=== RECORDS SHOWN ===

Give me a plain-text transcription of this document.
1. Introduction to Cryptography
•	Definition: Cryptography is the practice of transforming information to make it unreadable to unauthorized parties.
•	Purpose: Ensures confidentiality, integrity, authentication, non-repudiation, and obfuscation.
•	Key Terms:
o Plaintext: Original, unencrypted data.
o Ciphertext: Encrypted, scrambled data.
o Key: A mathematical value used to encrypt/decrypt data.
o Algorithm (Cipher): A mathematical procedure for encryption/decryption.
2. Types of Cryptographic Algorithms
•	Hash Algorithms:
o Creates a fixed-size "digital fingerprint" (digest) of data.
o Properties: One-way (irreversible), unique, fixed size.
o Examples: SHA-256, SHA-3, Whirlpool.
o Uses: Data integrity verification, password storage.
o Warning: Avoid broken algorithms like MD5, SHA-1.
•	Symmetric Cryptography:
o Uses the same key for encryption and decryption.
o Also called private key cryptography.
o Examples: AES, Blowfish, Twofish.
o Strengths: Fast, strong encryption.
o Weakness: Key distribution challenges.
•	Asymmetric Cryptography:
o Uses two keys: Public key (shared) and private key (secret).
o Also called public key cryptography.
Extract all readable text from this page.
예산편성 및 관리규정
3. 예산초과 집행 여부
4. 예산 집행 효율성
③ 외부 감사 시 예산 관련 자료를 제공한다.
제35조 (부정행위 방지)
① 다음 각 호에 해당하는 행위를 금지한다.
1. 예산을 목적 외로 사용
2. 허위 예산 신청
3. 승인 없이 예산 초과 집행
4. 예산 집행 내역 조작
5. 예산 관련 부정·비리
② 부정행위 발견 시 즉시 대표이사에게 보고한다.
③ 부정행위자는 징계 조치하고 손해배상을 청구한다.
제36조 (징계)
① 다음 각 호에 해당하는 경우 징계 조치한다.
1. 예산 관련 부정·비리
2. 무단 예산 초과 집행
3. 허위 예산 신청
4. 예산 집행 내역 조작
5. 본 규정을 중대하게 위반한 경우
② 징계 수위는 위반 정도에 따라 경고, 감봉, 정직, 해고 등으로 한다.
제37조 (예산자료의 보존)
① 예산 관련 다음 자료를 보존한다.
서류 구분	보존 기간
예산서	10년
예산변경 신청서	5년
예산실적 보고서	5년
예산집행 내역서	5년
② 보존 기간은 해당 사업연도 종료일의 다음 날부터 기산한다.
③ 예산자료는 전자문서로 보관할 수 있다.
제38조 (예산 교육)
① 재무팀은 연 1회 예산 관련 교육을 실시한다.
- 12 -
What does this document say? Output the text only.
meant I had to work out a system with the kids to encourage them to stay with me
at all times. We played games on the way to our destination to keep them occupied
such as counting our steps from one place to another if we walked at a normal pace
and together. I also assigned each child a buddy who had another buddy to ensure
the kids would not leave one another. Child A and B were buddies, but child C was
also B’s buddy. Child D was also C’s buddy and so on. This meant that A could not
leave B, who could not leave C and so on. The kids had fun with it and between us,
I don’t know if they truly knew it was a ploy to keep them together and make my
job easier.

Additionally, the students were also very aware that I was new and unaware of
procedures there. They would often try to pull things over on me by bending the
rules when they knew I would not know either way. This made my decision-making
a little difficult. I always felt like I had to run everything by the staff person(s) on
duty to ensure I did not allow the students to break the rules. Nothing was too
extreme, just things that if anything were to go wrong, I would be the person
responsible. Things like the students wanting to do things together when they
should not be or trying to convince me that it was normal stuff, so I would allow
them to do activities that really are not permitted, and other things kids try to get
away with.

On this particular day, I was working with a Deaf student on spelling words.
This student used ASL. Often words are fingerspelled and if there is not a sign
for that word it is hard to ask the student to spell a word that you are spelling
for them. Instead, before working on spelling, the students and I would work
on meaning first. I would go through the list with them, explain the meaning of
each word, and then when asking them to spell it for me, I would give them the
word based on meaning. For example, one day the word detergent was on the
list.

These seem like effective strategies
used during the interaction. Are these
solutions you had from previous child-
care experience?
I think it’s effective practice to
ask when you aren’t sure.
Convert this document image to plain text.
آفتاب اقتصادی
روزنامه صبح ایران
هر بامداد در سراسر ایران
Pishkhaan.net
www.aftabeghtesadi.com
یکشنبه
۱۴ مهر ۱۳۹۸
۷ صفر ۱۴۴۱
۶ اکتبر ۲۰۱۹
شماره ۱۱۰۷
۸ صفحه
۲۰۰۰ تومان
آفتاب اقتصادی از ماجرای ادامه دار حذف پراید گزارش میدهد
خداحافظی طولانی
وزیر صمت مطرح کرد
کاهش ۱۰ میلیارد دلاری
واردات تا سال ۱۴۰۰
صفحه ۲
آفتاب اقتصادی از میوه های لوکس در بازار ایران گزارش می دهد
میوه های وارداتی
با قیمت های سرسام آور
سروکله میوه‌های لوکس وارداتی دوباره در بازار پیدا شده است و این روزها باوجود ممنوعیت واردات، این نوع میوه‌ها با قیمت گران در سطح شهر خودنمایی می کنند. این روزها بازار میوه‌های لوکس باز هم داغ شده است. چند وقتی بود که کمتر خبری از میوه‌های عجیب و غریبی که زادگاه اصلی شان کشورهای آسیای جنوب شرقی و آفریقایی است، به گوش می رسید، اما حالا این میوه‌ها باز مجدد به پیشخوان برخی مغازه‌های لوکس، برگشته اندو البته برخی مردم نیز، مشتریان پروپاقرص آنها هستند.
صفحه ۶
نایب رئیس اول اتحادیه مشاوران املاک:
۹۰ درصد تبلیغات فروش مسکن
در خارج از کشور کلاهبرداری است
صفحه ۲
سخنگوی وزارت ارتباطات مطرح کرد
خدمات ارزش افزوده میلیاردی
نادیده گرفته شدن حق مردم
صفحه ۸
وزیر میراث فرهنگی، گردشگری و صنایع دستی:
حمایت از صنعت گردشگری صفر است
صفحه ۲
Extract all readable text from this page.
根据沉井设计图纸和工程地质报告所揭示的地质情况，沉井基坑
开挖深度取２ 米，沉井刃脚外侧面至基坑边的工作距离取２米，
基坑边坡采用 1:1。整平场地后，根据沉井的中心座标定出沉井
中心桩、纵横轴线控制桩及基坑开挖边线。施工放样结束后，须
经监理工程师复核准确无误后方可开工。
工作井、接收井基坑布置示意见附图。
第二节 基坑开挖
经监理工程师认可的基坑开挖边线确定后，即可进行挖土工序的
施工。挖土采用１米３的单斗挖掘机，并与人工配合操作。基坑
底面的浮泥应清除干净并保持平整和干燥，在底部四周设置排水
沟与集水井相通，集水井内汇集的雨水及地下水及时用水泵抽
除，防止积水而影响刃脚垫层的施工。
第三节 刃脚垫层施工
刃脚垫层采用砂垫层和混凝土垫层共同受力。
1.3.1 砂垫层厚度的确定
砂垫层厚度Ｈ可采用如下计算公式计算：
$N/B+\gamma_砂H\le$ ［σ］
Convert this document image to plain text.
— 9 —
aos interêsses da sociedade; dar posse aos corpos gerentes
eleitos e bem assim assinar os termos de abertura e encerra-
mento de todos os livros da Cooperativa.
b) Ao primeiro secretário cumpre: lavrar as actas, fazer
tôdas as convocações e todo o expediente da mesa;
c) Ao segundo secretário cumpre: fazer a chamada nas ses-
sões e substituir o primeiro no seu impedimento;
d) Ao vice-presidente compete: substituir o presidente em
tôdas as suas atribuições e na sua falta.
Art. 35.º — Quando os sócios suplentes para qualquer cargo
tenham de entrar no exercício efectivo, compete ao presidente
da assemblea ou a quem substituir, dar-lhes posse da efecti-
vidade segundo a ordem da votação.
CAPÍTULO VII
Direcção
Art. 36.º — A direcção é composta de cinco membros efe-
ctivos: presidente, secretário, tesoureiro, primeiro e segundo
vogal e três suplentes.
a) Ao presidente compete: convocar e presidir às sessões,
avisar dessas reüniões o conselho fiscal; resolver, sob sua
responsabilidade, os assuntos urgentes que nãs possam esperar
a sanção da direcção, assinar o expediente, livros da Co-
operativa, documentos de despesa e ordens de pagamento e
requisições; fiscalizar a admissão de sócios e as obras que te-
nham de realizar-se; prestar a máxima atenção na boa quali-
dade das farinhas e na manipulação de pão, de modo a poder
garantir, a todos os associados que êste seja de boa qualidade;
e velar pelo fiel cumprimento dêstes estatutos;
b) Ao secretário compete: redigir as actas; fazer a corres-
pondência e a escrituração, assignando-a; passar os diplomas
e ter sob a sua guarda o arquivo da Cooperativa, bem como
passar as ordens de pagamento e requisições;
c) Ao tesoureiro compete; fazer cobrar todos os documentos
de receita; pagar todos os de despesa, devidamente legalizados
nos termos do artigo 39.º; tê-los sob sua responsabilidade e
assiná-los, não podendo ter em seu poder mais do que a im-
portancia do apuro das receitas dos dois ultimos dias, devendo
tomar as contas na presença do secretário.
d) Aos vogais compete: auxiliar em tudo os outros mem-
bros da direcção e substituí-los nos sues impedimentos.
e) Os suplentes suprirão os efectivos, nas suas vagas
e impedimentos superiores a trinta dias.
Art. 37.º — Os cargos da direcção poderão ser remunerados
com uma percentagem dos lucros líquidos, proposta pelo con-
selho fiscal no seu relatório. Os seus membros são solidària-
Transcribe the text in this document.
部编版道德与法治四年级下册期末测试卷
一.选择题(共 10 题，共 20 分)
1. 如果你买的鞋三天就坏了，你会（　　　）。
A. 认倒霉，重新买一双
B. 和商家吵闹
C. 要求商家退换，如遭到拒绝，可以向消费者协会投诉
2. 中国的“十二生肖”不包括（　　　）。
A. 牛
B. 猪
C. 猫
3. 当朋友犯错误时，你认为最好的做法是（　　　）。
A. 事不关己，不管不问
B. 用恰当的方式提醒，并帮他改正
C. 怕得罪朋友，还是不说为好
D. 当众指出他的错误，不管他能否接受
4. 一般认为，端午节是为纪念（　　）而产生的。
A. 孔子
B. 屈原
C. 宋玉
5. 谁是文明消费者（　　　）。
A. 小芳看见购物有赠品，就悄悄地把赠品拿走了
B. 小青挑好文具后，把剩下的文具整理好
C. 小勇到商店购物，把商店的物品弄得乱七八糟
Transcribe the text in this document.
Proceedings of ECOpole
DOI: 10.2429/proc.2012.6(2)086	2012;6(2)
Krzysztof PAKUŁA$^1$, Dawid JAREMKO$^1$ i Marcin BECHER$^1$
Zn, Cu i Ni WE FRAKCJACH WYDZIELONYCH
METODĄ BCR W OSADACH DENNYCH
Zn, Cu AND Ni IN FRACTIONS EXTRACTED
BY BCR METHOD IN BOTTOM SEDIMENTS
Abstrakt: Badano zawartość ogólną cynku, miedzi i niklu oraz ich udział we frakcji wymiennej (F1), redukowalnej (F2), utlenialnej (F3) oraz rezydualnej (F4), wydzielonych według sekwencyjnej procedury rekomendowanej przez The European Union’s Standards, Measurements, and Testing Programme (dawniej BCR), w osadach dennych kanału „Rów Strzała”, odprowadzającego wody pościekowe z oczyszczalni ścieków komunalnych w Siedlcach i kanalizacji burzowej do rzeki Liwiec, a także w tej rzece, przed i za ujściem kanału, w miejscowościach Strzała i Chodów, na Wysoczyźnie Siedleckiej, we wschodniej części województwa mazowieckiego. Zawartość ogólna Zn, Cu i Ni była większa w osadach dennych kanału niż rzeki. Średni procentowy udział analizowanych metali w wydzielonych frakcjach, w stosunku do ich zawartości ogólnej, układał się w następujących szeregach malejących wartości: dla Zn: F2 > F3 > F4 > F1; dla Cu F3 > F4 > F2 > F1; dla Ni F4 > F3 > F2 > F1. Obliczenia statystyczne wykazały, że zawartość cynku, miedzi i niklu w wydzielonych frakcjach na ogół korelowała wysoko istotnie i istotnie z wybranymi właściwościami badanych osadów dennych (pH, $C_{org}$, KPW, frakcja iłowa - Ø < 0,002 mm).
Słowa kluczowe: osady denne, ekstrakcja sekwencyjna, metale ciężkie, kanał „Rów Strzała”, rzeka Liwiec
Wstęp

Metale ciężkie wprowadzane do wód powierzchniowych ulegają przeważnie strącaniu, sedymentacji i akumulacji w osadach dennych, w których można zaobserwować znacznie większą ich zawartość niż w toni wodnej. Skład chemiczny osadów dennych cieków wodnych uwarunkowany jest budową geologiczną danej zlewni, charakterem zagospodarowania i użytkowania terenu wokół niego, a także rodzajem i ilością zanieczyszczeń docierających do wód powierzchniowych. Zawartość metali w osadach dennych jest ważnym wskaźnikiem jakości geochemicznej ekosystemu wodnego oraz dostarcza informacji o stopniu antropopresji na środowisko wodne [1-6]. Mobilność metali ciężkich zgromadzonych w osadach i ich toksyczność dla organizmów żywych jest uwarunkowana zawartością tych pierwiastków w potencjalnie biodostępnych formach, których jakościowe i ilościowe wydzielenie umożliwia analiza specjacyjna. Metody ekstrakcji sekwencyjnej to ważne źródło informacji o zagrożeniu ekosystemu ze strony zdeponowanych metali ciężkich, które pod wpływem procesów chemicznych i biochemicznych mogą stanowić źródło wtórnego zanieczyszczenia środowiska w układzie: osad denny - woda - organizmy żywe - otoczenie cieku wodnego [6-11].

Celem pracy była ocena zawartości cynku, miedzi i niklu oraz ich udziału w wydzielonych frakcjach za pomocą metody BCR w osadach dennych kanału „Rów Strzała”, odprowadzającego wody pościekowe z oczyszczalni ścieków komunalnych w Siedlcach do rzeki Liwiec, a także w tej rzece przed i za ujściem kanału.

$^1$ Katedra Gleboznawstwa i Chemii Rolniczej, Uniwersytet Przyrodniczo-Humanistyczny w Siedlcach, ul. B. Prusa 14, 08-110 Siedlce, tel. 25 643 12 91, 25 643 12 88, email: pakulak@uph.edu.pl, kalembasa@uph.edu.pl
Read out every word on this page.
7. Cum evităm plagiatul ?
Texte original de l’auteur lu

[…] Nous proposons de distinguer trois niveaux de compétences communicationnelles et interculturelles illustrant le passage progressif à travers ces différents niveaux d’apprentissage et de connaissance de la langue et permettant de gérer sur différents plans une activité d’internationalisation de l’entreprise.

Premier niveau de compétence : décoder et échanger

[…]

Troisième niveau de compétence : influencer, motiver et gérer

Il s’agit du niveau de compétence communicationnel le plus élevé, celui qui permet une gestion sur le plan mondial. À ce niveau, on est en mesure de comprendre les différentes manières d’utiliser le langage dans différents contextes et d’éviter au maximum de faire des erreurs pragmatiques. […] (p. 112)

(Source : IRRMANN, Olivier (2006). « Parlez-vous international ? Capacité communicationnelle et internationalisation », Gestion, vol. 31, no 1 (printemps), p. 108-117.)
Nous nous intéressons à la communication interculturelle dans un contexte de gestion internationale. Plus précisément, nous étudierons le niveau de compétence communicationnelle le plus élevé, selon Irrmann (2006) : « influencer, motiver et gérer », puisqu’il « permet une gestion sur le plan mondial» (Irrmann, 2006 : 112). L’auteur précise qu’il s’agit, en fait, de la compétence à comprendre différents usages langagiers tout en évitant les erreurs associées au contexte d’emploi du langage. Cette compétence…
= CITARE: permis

=== TASK PROMPT ===
All lines of the data above that include the word "keep" must be shown.

=== RESPONSE TO THE TASK ===
at all times. We played games on the way to our destination to keep them occupied
I don’t know if they truly knew it was a ploy to keep them together and make my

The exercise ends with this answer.